#### Raw records
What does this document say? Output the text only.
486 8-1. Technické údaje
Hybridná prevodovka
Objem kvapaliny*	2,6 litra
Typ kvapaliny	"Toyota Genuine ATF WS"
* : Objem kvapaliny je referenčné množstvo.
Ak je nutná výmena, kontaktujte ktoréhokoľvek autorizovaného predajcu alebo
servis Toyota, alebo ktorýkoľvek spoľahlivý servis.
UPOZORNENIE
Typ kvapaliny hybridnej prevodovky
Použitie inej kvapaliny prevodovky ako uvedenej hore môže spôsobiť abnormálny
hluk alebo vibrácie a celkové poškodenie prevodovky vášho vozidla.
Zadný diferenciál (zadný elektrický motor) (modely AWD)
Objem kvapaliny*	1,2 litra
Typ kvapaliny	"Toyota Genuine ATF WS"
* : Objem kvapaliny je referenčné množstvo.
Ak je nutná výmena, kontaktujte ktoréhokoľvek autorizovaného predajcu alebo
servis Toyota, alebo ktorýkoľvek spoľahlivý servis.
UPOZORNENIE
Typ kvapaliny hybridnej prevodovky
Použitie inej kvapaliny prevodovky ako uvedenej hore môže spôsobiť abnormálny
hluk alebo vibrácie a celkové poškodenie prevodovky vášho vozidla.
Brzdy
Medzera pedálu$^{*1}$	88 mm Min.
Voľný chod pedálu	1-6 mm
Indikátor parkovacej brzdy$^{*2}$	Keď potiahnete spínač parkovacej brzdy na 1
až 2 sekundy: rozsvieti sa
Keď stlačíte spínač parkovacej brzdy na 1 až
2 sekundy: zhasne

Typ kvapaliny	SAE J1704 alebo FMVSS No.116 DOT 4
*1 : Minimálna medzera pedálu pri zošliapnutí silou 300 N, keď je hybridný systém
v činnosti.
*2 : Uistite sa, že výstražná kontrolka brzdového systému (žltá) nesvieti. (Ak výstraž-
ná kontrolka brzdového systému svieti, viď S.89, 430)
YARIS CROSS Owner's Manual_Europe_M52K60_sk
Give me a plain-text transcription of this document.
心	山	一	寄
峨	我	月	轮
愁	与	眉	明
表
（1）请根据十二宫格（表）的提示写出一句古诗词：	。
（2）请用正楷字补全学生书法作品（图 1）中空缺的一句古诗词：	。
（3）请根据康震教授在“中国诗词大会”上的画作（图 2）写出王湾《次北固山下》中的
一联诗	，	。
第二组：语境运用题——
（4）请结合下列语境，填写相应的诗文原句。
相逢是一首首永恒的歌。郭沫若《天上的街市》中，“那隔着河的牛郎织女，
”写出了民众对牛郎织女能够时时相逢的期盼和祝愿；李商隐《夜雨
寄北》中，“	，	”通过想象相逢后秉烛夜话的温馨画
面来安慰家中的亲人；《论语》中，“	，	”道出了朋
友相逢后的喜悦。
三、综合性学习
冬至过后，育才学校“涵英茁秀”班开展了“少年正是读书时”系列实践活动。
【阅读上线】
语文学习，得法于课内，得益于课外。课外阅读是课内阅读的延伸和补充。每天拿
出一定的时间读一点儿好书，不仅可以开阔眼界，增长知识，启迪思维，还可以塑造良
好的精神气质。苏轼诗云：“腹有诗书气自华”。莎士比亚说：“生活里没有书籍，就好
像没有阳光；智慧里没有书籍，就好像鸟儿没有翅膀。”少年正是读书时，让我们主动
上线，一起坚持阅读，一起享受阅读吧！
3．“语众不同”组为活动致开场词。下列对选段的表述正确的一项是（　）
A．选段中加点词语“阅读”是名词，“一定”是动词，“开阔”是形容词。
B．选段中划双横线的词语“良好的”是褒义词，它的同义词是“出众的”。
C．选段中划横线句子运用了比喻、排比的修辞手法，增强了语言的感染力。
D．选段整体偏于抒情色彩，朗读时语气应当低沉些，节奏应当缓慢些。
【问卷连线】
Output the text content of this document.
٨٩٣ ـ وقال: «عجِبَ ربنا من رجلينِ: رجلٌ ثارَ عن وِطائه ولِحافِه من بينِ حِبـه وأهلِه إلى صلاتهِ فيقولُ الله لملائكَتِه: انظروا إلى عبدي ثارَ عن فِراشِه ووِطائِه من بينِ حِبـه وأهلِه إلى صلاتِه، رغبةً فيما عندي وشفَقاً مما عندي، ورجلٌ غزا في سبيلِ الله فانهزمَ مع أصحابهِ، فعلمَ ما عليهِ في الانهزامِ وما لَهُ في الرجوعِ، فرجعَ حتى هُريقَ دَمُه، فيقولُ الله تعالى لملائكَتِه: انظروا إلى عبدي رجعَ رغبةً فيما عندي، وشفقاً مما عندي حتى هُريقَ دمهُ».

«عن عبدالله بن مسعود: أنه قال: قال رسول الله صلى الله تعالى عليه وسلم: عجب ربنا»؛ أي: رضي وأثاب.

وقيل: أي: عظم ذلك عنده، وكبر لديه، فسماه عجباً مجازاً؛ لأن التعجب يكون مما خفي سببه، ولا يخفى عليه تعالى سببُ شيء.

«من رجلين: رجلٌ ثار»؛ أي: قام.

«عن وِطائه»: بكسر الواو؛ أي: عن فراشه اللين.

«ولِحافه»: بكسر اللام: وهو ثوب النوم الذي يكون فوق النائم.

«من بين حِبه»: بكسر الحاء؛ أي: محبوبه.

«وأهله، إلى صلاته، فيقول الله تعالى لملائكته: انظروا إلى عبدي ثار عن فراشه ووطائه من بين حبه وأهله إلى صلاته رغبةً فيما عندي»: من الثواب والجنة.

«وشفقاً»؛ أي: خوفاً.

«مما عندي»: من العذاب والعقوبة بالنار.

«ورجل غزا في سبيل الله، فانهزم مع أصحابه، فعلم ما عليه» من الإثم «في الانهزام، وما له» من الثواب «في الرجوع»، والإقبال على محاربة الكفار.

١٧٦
########
What is asked: In the listing, find each line with the string "Output" and copy it.

Task result:
What does this document say? Output the text only.
Output the text content of this document.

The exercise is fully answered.